Extracted data entries
------------------------------------
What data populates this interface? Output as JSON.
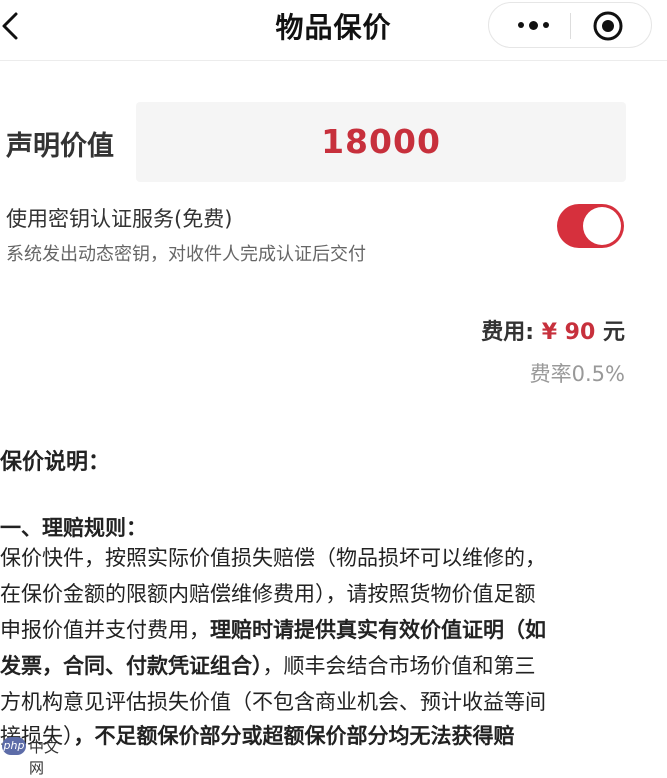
{
  "nav": {
    "title": "物品保价"
  },
  "declared": {
    "label": "声明价值",
    "value": "18000"
  },
  "service": {
    "title": "使用密钥认证服务(免费)",
    "desc": "系统发出动态密钥，对收件人完成认证后交付",
    "enabled": true
  },
  "fee": {
    "label": "费用:",
    "amount": "¥ 90",
    "unit": "元",
    "rate": "费率0.5%"
  },
  "notes": {
    "title": "保价说明：",
    "rule_title": "一、理赔规则：",
    "line1": "保价快件，按照实际价值损失赔偿（物品损坏可以维修的，",
    "line2": "在保价金额的限额内赔偿维修费用），请按照货物价值足额",
    "line3a": "申报价值并支付费用，",
    "line3b": "理赔时请提供真实有效价值证明（如",
    "line4a": "发票，合同、付款凭证组合）",
    "line4b": "，顺丰会结合市场价值和第三",
    "line5": "方机构意见评估损失价值（不包含商业机会、预计收益等间",
    "line6a": "接损失）",
    "line6b": "，不足额保价部分或超额保价部分均无法获得赔"
  },
  "watermark": {
    "logo": "php",
    "text": "中文网"
  },
  "colors": {
    "accent": "#c7303c",
    "toggle_on": "#d6303d"
  },
  "icons": [
    "back-icon",
    "more-icon",
    "target-icon"
  ]
}
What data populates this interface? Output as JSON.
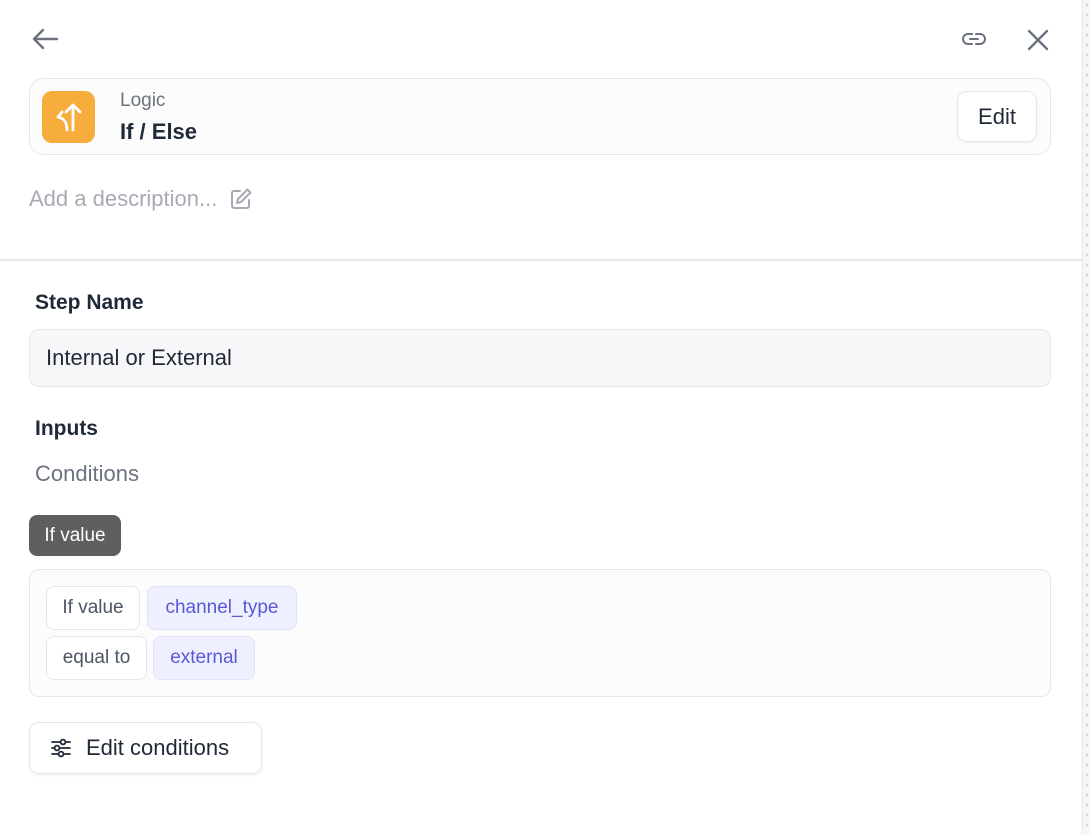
{
  "header": {
    "back_icon": "arrow-left-icon",
    "link_icon": "link-icon",
    "close_icon": "close-icon"
  },
  "step": {
    "icon": "split-arrow-icon",
    "icon_color": "#f6ad3c",
    "category": "Logic",
    "type": "If / Else",
    "edit_label": "Edit"
  },
  "description": {
    "placeholder": "Add a description...",
    "icon": "edit-icon"
  },
  "form": {
    "step_name_label": "Step Name",
    "step_name_value": "Internal or External",
    "inputs_label": "Inputs",
    "conditions_label": "Conditions"
  },
  "conditions": {
    "tag": "If value",
    "rows": [
      {
        "operator": "If value",
        "value": "channel_type"
      },
      {
        "operator": "equal to",
        "value": "external"
      }
    ],
    "accent_color": "#5a58d6",
    "edit_button_label": "Edit conditions",
    "edit_button_icon": "sliders-icon"
  }
}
------------------------------------
— Stated exercise —
Reproduce each line of the records exactly, and omit every picture.

— Output for this exercise —
What data populates this interface? Output as JSON.
{
  "nav": {
    "title": "物品保价"
  },
  "declared": {
    "label": "声明价值",
    "value": "18000"
  },
  "service": {
    "title": "使用密钥认证服务(免费)",
    "desc": "系统发出动态密钥，对收件人完成认证后交付",
    "enabled": true
  },
  "fee": {
    "label": "费用:",
    "amount": "¥ 90",
    "unit": "元",
    "rate": "费率0.5%"
  },
  "notes": {
    "title": "保价说明：",
    "rule_title": "一、理赔规则：",
    "line1": "保价快件，按照实际价值损失赔偿（物品损坏可以维修的，",
    "line2": "在保价金额的限额内赔偿维修费用），请按照货物价值足额",
    "line3a": "申报价值并支付费用，",
    "line3b": "理赔时请提供真实有效价值证明（如",
    "line4a": "发票，合同、付款凭证组合）",
    "line4b": "，顺丰会结合市场价值和第三",
    "line5": "方机构意见评估损失价值（不包含商业机会、预计收益等间",
    "line6a": "接损失）",
    "line6b": "，不足额保价部分或超额保价部分均无法获得赔"
  },
  "watermark": {
    "logo": "php",
    "text": "中文网"
  },
  "colors": {
    "accent": "#c7303c",
    "toggle_on": "#d6303d"
  },
  "icons": [
    "back-icon",
    "more-icon",
    "target-icon"
  ]
}
What data populates this interface? Output as JSON.
{
  "header": {
    "back_icon": "arrow-left-icon",
    "link_icon": "link-icon",
    "close_icon": "close-icon"
  },
  "step": {
    "icon": "split-arrow-icon",
    "icon_color": "#f6ad3c",
    "category": "Logic",
    "type": "If / Else",
    "edit_label": "Edit"
  },
  "description": {
    "placeholder": "Add a description...",
    "icon": "edit-icon"
  },
  "form": {
    "step_name_label": "Step Name",
    "step_name_value": "Internal or External",
    "inputs_label": "Inputs",
    "conditions_label": "Conditions"
  },
  "conditions": {
    "tag": "If value",
    "rows": [
      {
        "operator": "If value",
        "value": "channel_type"
      },
      {
        "operator": "equal to",
        "value": "external"
      }
    ],
    "accent_color": "#5a58d6",
    "edit_button_label": "Edit conditions",
    "edit_button_icon": "sliders-icon"
  }
}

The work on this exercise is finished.